Instructions for the task. Output the material below unchanged, apart from leaving out the pictures.

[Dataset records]
******************************

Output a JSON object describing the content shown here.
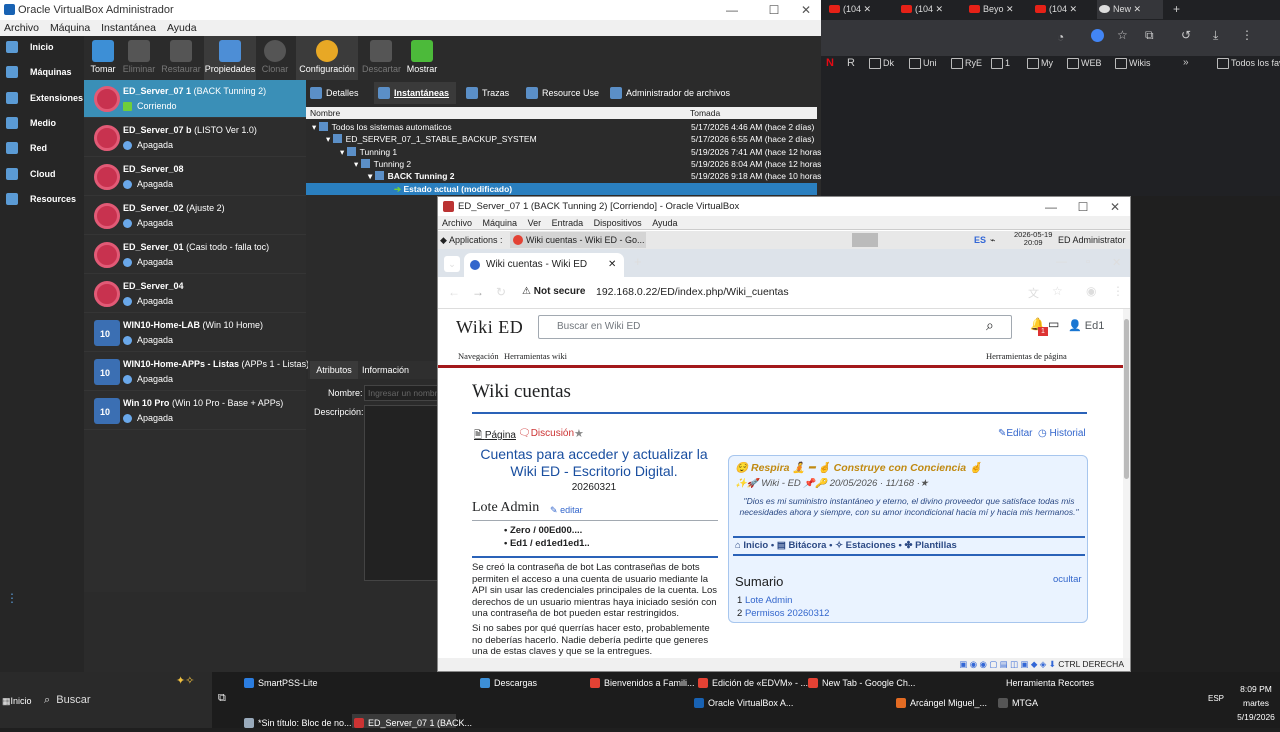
{
  "manager": {
    "title": "Oracle VirtualBox Administrador",
    "menu": [
      "Archivo",
      "Máquina",
      "Instantánea",
      "Ayuda"
    ],
    "nav": [
      "Inicio",
      "Máquinas",
      "Extensiones",
      "Medio",
      "Red",
      "Cloud",
      "Resources"
    ],
    "toolbar": [
      {
        "label": "Tomar",
        "state": "enabled"
      },
      {
        "label": "Eliminar",
        "state": "disabled"
      },
      {
        "label": "Restaurar",
        "state": "disabled"
      },
      {
        "label": "Propiedades",
        "state": "active"
      },
      {
        "label": "Clonar",
        "state": "disabled"
      },
      {
        "label": "Configuración",
        "state": "active"
      },
      {
        "label": "Descartar",
        "state": "disabled"
      },
      {
        "label": "Mostrar",
        "state": "enabled"
      }
    ],
    "vms": [
      {
        "name": "ED_Server_07 1",
        "desc": "(BACK Tunning 2)",
        "state": "Corriendo",
        "os": "linux"
      },
      {
        "name": "ED_Server_07 b",
        "desc": "(LISTO Ver 1.0)",
        "state": "Apagada",
        "os": "linux"
      },
      {
        "name": "ED_Server_08",
        "desc": "",
        "state": "Apagada",
        "os": "linux"
      },
      {
        "name": "ED_Server_02",
        "desc": "(Ajuste 2)",
        "state": "Apagada",
        "os": "linux"
      },
      {
        "name": "ED_Server_01",
        "desc": "(Casi todo - falla toc)",
        "state": "Apagada",
        "os": "linux"
      },
      {
        "name": "ED_Server_04",
        "desc": "",
        "state": "Apagada",
        "os": "linux"
      },
      {
        "name": "WIN10-Home-LAB",
        "desc": "(Win 10 Home)",
        "state": "Apagada",
        "os": "win"
      },
      {
        "name": "WIN10-Home-APPs - Listas",
        "desc": "(APPs 1 - Listas)",
        "state": "Apagada",
        "os": "win"
      },
      {
        "name": "Win 10 Pro",
        "desc": "(Win 10 Pro - Base + APPs)",
        "state": "Apagada",
        "os": "win"
      }
    ],
    "tabs": [
      "Detalles",
      "Instantáneas",
      "Trazas",
      "Resource Use",
      "Administrador de archivos"
    ],
    "snap_headers": [
      "Nombre",
      "Tomada"
    ],
    "snapshots": [
      {
        "name": "Todos los sistemas automaticos",
        "date": "5/17/2026 4:46 AM (hace 2 días)"
      },
      {
        "name": "ED_SERVER_07_1_STABLE_BACKUP_SYSTEM",
        "date": "5/17/2026 6:55 AM (hace 2 días)"
      },
      {
        "name": "Tunning 1",
        "date": "5/19/2026 7:41 AM (hace 12 horas)"
      },
      {
        "name": "Tunning 2",
        "date": "5/19/2026 8:04 AM (hace 12 horas)"
      },
      {
        "name": "BACK Tunning 2",
        "date": "5/19/2026 9:18 AM (hace 10 horas)"
      },
      {
        "name": "Estado actual (modificado)",
        "date": ""
      }
    ],
    "attr_tabs": [
      "Atributos",
      "Información"
    ],
    "attr_name_label": "Nombre:",
    "attr_name_placeholder": "Ingresar un nombr",
    "attr_desc_label": "Descripción:"
  },
  "chrome": {
    "tabs": [
      "(104",
      "(104",
      "Beyo",
      "(104",
      "New"
    ],
    "bookmarks": [
      "Dk",
      "Uni",
      "RyE",
      "1",
      "My",
      "WEB",
      "Wikis",
      "Todos los fav"
    ]
  },
  "guest": {
    "title": "ED_Server_07 1 (BACK Tunning 2) [Corriendo] - Oracle VirtualBox",
    "menu": [
      "Archivo",
      "Máquina",
      "Ver",
      "Entrada",
      "Dispositivos",
      "Ayuda"
    ],
    "xfce_apps": "Applications :",
    "xfce_window": "Wiki cuentas - Wiki ED - Go...",
    "xfce_lang": "ES",
    "xfce_date": "2026-05-19",
    "xfce_time": "20:09",
    "xfce_user": "ED Administrator",
    "tab_title": "Wiki cuentas - Wiki ED",
    "not_secure": "Not secure",
    "url": "192.168.0.22/ED/index.php/Wiki_cuentas",
    "status": "CTRL DERECHA",
    "wiki": {
      "logo": "Wiki ED",
      "search_placeholder": "Buscar en Wiki ED",
      "user": "Ed1",
      "notif": "1",
      "nav": "Navegación",
      "tools": "Herramientas wiki",
      "page_tools": "Herramientas de página",
      "title": "Wiki cuentas",
      "page_tab": "Página",
      "talk_tab": "Discusión",
      "edit": "Editar",
      "history": "Historial",
      "heading": "Cuentas para acceder y actualizar la Wiki ED - Escritorio Digital.",
      "date": "20260321",
      "section": "Lote Admin",
      "section_edit": "editar",
      "items": [
        "Zero / 00Ed00....",
        "Ed1 / ed1ed1ed1.."
      ],
      "para1": "Se creó la contraseña de bot Las contraseñas de bots permiten el acceso a una cuenta de usuario mediante la API sin usar las credenciales principales de la cuenta. Los derechos de un usuario mientras haya iniciado sesión con una contraseña de bot pueden estar restringidos.",
      "para2": "Si no sabes por qué querrías hacer esto, probablemente no deberías hacerlo. Nadie debería pedirte que generes una de estas claves y que se la entregues.",
      "box_line1": "😌 Respira 🧘 ━ 🤞 Construye con Conciencia 🤞",
      "box_line2": "✨🚀 Wiki - ED 📌🔑 20/05/2026 · 11/168 ·★",
      "box_quote": "\"Dios es mi suministro instantáneo y eterno, el divino proveedor que satisface todas mis necesidades ahora y siempre, con su amor incondicional hacia mí y hacia mis hermanos.\"",
      "box_links": [
        "Inicio",
        "Bitácora",
        "Estaciones",
        "Plantillas"
      ],
      "toc_title": "Sumario",
      "toc_hide": "ocultar",
      "toc": [
        {
          "n": "1",
          "t": "Lote Admin"
        },
        {
          "n": "2",
          "t": "Permisos 20260312"
        }
      ]
    }
  },
  "taskbar": {
    "start": "Inicio",
    "search": "Buscar",
    "row1": [
      "SmartPSS-Lite",
      "Descargas",
      "Bienvenidos a Famili...",
      "Edición de «EDVM» - ...",
      "New Tab - Google Ch...",
      "Herramienta Recortes"
    ],
    "row2": [
      "*Sin título: Bloc de no...",
      "ED_Server_07 1 (BACK...",
      "Oracle VirtualBox A...",
      "Arcángel Miguel_...",
      "MTGA"
    ],
    "clock_time": "8:09 PM",
    "clock_day": "martes",
    "clock_date": "5/19/2026",
    "lang": "ESP"
  }
}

******************************

Solution for this task.
Output a JSON object describing the content shown here.
{
  "manager": {
    "title": "Oracle VirtualBox Administrador",
    "menu": [
      "Archivo",
      "Máquina",
      "Instantánea",
      "Ayuda"
    ],
    "nav": [
      "Inicio",
      "Máquinas",
      "Extensiones",
      "Medio",
      "Red",
      "Cloud",
      "Resources"
    ],
    "toolbar": [
      {
        "label": "Tomar",
        "state": "enabled"
      },
      {
        "label": "Eliminar",
        "state": "disabled"
      },
      {
        "label": "Restaurar",
        "state": "disabled"
      },
      {
        "label": "Propiedades",
        "state": "active"
      },
      {
        "label": "Clonar",
        "state": "disabled"
      },
      {
        "label": "Configuración",
        "state": "active"
      },
      {
        "label": "Descartar",
        "state": "disabled"
      },
      {
        "label": "Mostrar",
        "state": "enabled"
      }
    ],
    "vms": [
      {
        "name": "ED_Server_07 1",
        "desc": "(BACK Tunning 2)",
        "state": "Corriendo",
        "os": "linux"
      },
      {
        "name": "ED_Server_07 b",
        "desc": "(LISTO Ver 1.0)",
        "state": "Apagada",
        "os": "linux"
      },
      {
        "name": "ED_Server_08",
        "desc": "",
        "state": "Apagada",
        "os": "linux"
      },
      {
        "name": "ED_Server_02",
        "desc": "(Ajuste 2)",
        "state": "Apagada",
        "os": "linux"
      },
      {
        "name": "ED_Server_01",
        "desc": "(Casi todo - falla toc)",
        "state": "Apagada",
        "os": "linux"
      },
      {
        "name": "ED_Server_04",
        "desc": "",
        "state": "Apagada",
        "os": "linux"
      },
      {
        "name": "WIN10-Home-LAB",
        "desc": "(Win 10 Home)",
        "state": "Apagada",
        "os": "win"
      },
      {
        "name": "WIN10-Home-APPs - Listas",
        "desc": "(APPs 1 - Listas)",
        "state": "Apagada",
        "os": "win"
      },
      {
        "name": "Win 10 Pro",
        "desc": "(Win 10 Pro - Base + APPs)",
        "state": "Apagada",
        "os": "win"
      }
    ],
    "tabs": [
      "Detalles",
      "Instantáneas",
      "Trazas",
      "Resource Use",
      "Administrador de archivos"
    ],
    "snap_headers": [
      "Nombre",
      "Tomada"
    ],
    "snapshots": [
      {
        "name": "Todos los sistemas automaticos",
        "date": "5/17/2026 4:46 AM (hace 2 días)"
      },
      {
        "name": "ED_SERVER_07_1_STABLE_BACKUP_SYSTEM",
        "date": "5/17/2026 6:55 AM (hace 2 días)"
      },
      {
        "name": "Tunning 1",
        "date": "5/19/2026 7:41 AM (hace 12 horas)"
      },
      {
        "name": "Tunning 2",
        "date": "5/19/2026 8:04 AM (hace 12 horas)"
      },
      {
        "name": "BACK Tunning 2",
        "date": "5/19/2026 9:18 AM (hace 10 horas)"
      },
      {
        "name": "Estado actual (modificado)",
        "date": ""
      }
    ],
    "attr_tabs": [
      "Atributos",
      "Información"
    ],
    "attr_name_label": "Nombre:",
    "attr_name_placeholder": "Ingresar un nombr",
    "attr_desc_label": "Descripción:"
  },
  "chrome": {
    "tabs": [
      "(104",
      "(104",
      "Beyo",
      "(104",
      "New"
    ],
    "bookmarks": [
      "Dk",
      "Uni",
      "RyE",
      "1",
      "My",
      "WEB",
      "Wikis",
      "Todos los fav"
    ]
  },
  "guest": {
    "title": "ED_Server_07 1 (BACK Tunning 2) [Corriendo] - Oracle VirtualBox",
    "menu": [
      "Archivo",
      "Máquina",
      "Ver",
      "Entrada",
      "Dispositivos",
      "Ayuda"
    ],
    "xfce_apps": "Applications :",
    "xfce_window": "Wiki cuentas - Wiki ED - Go...",
    "xfce_lang": "ES",
    "xfce_date": "2026-05-19",
    "xfce_time": "20:09",
    "xfce_user": "ED Administrator",
    "tab_title": "Wiki cuentas - Wiki ED",
    "not_secure": "Not secure",
    "url": "192.168.0.22/ED/index.php/Wiki_cuentas",
    "status": "CTRL DERECHA",
    "wiki": {
      "logo": "Wiki ED",
      "search_placeholder": "Buscar en Wiki ED",
      "user": "Ed1",
      "notif": "1",
      "nav": "Navegación",
      "tools": "Herramientas wiki",
      "page_tools": "Herramientas de página",
      "title": "Wiki cuentas",
      "page_tab": "Página",
      "talk_tab": "Discusión",
      "edit": "Editar",
      "history": "Historial",
      "heading": "Cuentas para acceder y actualizar la Wiki ED - Escritorio Digital.",
      "date": "20260321",
      "section": "Lote Admin",
      "section_edit": "editar",
      "items": [
        "Zero / 00Ed00....",
        "Ed1 / ed1ed1ed1.."
      ],
      "para1": "Se creó la contraseña de bot Las contraseñas de bots permiten el acceso a una cuenta de usuario mediante la API sin usar las credenciales principales de la cuenta. Los derechos de un usuario mientras haya iniciado sesión con una contraseña de bot pueden estar restringidos.",
      "para2": "Si no sabes por qué querrías hacer esto, probablemente no deberías hacerlo. Nadie debería pedirte que generes una de estas claves y que se la entregues.",
      "box_line1": "😌 Respira 🧘 ━ 🤞 Construye con Conciencia 🤞",
      "box_line2": "✨🚀 Wiki - ED 📌🔑 20/05/2026 · 11/168 ·★",
      "box_quote": "\"Dios es mi suministro instantáneo y eterno, el divino proveedor que satisface todas mis necesidades ahora y siempre, con su amor incondicional hacia mí y hacia mis hermanos.\"",
      "box_links": [
        "Inicio",
        "Bitácora",
        "Estaciones",
        "Plantillas"
      ],
      "toc_title": "Sumario",
      "toc_hide": "ocultar",
      "toc": [
        {
          "n": "1",
          "t": "Lote Admin"
        },
        {
          "n": "2",
          "t": "Permisos 20260312"
        }
      ]
    }
  },
  "taskbar": {
    "start": "Inicio",
    "search": "Buscar",
    "row1": [
      "SmartPSS-Lite",
      "Descargas",
      "Bienvenidos a Famili...",
      "Edición de «EDVM» - ...",
      "New Tab - Google Ch...",
      "Herramienta Recortes"
    ],
    "row2": [
      "*Sin título: Bloc de no...",
      "ED_Server_07 1 (BACK...",
      "Oracle VirtualBox A...",
      "Arcángel Miguel_...",
      "MTGA"
    ],
    "clock_time": "8:09 PM",
    "clock_day": "martes",
    "clock_date": "5/19/2026",
    "lang": "ESP"
  }
}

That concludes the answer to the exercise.